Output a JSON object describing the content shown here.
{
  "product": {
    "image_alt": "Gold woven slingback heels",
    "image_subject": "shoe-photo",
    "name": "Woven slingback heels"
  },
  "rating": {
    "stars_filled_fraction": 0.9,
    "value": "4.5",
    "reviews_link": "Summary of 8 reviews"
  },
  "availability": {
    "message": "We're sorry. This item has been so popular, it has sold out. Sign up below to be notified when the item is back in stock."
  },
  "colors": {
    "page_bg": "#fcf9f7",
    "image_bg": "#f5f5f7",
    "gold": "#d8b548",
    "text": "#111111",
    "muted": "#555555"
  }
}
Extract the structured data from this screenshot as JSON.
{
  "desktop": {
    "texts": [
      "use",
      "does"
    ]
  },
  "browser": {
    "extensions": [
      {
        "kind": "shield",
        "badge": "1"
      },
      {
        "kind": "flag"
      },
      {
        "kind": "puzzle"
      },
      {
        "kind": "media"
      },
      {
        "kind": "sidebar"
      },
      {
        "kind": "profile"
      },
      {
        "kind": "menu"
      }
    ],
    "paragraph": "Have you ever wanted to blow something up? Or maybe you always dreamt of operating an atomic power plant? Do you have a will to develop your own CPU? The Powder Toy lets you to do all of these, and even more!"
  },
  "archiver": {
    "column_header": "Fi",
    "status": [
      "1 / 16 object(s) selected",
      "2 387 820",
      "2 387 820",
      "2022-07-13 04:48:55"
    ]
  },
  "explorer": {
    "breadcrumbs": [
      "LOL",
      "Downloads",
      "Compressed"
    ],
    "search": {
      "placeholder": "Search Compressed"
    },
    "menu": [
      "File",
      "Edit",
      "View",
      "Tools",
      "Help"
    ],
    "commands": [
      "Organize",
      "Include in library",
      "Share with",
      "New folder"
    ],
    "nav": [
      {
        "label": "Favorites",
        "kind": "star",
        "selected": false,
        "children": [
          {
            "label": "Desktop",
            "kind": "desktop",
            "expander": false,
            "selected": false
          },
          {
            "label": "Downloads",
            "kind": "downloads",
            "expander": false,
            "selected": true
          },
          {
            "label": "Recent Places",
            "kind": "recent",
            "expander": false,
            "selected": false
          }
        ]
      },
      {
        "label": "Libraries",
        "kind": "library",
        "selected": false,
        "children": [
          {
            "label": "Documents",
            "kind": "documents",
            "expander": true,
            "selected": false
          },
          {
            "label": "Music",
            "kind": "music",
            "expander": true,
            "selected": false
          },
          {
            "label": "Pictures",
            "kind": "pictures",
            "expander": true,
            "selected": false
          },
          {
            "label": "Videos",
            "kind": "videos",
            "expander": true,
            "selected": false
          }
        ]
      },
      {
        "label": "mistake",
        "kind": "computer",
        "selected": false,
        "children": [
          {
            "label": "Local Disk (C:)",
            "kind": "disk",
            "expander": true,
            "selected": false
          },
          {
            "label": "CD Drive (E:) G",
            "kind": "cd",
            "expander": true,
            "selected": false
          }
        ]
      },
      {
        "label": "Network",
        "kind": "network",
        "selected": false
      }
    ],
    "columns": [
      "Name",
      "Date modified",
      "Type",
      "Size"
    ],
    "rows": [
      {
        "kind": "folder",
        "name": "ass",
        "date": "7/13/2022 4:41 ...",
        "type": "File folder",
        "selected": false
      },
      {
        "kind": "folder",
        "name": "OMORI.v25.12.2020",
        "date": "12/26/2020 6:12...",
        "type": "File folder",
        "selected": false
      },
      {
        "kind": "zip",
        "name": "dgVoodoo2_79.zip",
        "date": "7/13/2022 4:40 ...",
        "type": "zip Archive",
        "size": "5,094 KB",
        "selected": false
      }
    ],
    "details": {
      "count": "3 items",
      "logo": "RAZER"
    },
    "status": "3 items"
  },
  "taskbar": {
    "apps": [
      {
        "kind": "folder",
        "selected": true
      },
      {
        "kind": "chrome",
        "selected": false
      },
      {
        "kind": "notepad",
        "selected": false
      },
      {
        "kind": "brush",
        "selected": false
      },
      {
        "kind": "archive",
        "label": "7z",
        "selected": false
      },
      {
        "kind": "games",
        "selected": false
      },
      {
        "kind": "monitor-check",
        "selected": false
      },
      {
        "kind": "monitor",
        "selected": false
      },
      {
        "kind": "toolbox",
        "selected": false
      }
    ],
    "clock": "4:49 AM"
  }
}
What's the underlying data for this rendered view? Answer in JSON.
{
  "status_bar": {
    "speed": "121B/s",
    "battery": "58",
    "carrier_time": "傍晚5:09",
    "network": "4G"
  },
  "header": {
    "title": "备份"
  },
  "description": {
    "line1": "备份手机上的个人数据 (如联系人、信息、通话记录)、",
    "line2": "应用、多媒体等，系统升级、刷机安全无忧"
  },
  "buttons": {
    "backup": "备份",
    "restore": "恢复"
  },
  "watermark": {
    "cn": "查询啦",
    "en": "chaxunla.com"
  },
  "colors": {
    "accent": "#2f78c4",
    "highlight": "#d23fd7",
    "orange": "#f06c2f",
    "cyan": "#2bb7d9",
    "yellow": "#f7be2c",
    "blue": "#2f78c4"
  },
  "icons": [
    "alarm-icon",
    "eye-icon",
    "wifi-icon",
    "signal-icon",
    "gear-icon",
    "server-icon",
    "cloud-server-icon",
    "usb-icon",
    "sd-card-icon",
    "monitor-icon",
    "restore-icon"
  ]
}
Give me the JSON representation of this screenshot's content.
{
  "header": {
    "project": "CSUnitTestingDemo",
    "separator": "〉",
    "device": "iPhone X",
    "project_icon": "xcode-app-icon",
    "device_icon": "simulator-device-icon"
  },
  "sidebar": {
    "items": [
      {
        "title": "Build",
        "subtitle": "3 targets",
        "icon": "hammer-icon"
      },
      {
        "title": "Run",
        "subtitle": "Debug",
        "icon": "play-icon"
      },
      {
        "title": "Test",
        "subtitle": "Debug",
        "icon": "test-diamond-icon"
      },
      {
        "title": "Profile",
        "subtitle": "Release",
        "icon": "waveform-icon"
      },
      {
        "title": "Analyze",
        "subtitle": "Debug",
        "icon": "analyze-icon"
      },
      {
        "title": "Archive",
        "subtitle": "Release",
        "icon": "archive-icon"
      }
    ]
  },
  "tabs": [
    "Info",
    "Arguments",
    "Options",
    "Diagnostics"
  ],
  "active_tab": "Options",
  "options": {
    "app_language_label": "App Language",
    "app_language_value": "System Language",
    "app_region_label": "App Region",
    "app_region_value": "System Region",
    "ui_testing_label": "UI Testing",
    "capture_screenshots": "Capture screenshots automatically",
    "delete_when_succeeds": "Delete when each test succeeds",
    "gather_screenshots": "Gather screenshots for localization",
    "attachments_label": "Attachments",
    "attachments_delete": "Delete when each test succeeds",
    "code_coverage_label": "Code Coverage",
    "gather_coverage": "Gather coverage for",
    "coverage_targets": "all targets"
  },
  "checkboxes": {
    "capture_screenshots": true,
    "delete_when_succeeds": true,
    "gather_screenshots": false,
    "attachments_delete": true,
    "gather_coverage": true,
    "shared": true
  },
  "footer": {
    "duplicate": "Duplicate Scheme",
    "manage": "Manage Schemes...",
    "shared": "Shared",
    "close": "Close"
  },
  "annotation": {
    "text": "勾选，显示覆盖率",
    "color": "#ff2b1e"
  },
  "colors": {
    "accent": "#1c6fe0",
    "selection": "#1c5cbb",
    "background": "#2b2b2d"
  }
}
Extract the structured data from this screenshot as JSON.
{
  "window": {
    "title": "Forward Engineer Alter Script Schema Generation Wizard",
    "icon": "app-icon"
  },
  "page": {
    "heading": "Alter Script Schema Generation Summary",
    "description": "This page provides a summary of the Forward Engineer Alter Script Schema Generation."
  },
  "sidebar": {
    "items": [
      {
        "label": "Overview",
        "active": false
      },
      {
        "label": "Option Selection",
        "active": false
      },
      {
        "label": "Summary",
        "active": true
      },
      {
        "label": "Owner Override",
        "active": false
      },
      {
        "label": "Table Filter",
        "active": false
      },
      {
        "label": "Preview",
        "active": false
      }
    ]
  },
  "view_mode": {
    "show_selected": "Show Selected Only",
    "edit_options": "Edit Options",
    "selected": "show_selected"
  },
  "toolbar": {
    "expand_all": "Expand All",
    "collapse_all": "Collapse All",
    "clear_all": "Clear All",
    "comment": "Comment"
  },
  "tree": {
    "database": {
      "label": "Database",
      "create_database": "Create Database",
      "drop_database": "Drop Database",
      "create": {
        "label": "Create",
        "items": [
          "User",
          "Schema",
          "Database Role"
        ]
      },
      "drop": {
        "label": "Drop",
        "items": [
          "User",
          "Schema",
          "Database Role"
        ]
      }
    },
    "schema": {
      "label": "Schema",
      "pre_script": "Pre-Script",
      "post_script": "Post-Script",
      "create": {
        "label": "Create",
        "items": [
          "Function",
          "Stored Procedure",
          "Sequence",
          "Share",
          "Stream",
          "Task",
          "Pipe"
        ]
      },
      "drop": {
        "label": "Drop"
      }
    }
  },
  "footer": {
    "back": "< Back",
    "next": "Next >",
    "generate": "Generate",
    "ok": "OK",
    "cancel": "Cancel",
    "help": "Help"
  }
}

Task directions: Among the records above, find each line holding the string "System" and pull it out.

Answer to the exercise:
    "app_language_value": "System Language",
    "app_region_value": "System Region",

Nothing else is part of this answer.